- [Problem to solve] Below is a block of data; give all of it again word for word.

Data items

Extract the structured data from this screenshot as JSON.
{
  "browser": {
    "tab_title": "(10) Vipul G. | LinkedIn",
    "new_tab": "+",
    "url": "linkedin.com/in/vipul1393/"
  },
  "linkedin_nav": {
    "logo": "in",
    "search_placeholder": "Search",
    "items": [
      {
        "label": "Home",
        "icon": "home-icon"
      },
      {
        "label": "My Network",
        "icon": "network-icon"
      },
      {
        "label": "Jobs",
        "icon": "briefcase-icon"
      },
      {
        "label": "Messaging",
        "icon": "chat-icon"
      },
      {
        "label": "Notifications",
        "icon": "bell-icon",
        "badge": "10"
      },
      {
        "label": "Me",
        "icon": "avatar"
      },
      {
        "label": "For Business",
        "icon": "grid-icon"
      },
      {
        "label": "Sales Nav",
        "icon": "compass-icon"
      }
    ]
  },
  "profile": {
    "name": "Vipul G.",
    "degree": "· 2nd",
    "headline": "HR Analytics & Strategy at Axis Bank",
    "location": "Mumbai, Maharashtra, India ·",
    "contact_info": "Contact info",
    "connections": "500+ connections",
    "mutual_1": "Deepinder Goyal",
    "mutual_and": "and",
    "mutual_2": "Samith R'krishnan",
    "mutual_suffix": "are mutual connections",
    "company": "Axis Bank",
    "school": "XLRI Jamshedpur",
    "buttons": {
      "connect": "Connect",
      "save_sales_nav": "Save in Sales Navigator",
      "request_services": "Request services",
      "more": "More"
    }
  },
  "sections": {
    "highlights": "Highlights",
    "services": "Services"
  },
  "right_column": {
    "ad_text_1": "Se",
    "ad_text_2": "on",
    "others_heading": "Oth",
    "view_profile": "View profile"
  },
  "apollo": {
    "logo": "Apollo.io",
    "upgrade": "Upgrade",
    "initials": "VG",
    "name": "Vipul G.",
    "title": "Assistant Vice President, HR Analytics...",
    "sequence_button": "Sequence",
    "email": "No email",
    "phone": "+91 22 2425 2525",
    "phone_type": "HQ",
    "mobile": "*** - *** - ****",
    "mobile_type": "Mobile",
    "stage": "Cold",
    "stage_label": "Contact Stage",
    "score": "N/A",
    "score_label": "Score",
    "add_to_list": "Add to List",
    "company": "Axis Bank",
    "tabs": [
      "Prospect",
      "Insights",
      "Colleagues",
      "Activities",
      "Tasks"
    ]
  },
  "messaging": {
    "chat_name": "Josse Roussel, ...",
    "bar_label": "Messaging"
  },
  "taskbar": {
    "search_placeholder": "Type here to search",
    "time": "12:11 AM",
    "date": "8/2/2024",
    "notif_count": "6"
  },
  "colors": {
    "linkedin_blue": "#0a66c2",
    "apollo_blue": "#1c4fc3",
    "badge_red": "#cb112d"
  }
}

- [Task answer]
Extract the structured data from this screenshot as JSON.
{
  "browser": {
    "tab_title": "(10) Vipul G. | LinkedIn",
    "new_tab": "+",
    "url": "linkedin.com/in/vipul1393/"
  },
  "linkedin_nav": {
    "logo": "in",
    "search_placeholder": "Search",
    "items": [
      {
        "label": "Home",
        "icon": "home-icon"
      },
      {
        "label": "My Network",
        "icon": "network-icon"
      },
      {
        "label": "Jobs",
        "icon": "briefcase-icon"
      },
      {
        "label": "Messaging",
        "icon": "chat-icon"
      },
      {
        "label": "Notifications",
        "icon": "bell-icon",
        "badge": "10"
      },
      {
        "label": "Me",
        "icon": "avatar"
      },
      {
        "label": "For Business",
        "icon": "grid-icon"
      },
      {
        "label": "Sales Nav",
        "icon": "compass-icon"
      }
    ]
  },
  "profile": {
    "name": "Vipul G.",
    "degree": "· 2nd",
    "headline": "HR Analytics & Strategy at Axis Bank",
    "location": "Mumbai, Maharashtra, India ·",
    "contact_info": "Contact info",
    "connections": "500+ connections",
    "mutual_1": "Deepinder Goyal",
    "mutual_and": "and",
    "mutual_2": "Samith R'krishnan",
    "mutual_suffix": "are mutual connections",
    "company": "Axis Bank",
    "school": "XLRI Jamshedpur",
    "buttons": {
      "connect": "Connect",
      "save_sales_nav": "Save in Sales Navigator",
      "request_services": "Request services",
      "more": "More"
    }
  },
  "sections": {
    "highlights": "Highlights",
    "services": "Services"
  },
  "right_column": {
    "ad_text_1": "Se",
    "ad_text_2": "on",
    "others_heading": "Oth",
    "view_profile": "View profile"
  },
  "apollo": {
    "logo": "Apollo.io",
    "upgrade": "Upgrade",
    "initials": "VG",
    "name": "Vipul G.",
    "title": "Assistant Vice President, HR Analytics...",
    "sequence_button": "Sequence",
    "email": "No email",
    "phone": "+91 22 2425 2525",
    "phone_type": "HQ",
    "mobile": "*** - *** - ****",
    "mobile_type": "Mobile",
    "stage": "Cold",
    "stage_label": "Contact Stage",
    "score": "N/A",
    "score_label": "Score",
    "add_to_list": "Add to List",
    "company": "Axis Bank",
    "tabs": [
      "Prospect",
      "Insights",
      "Colleagues",
      "Activities",
      "Tasks"
    ]
  },
  "messaging": {
    "chat_name": "Josse Roussel, ...",
    "bar_label": "Messaging"
  },
  "taskbar": {
    "search_placeholder": "Type here to search",
    "time": "12:11 AM",
    "date": "8/2/2024",
    "notif_count": "6"
  },
  "colors": {
    "linkedin_blue": "#0a66c2",
    "apollo_blue": "#1c4fc3",
    "badge_red": "#cb112d"
  }
}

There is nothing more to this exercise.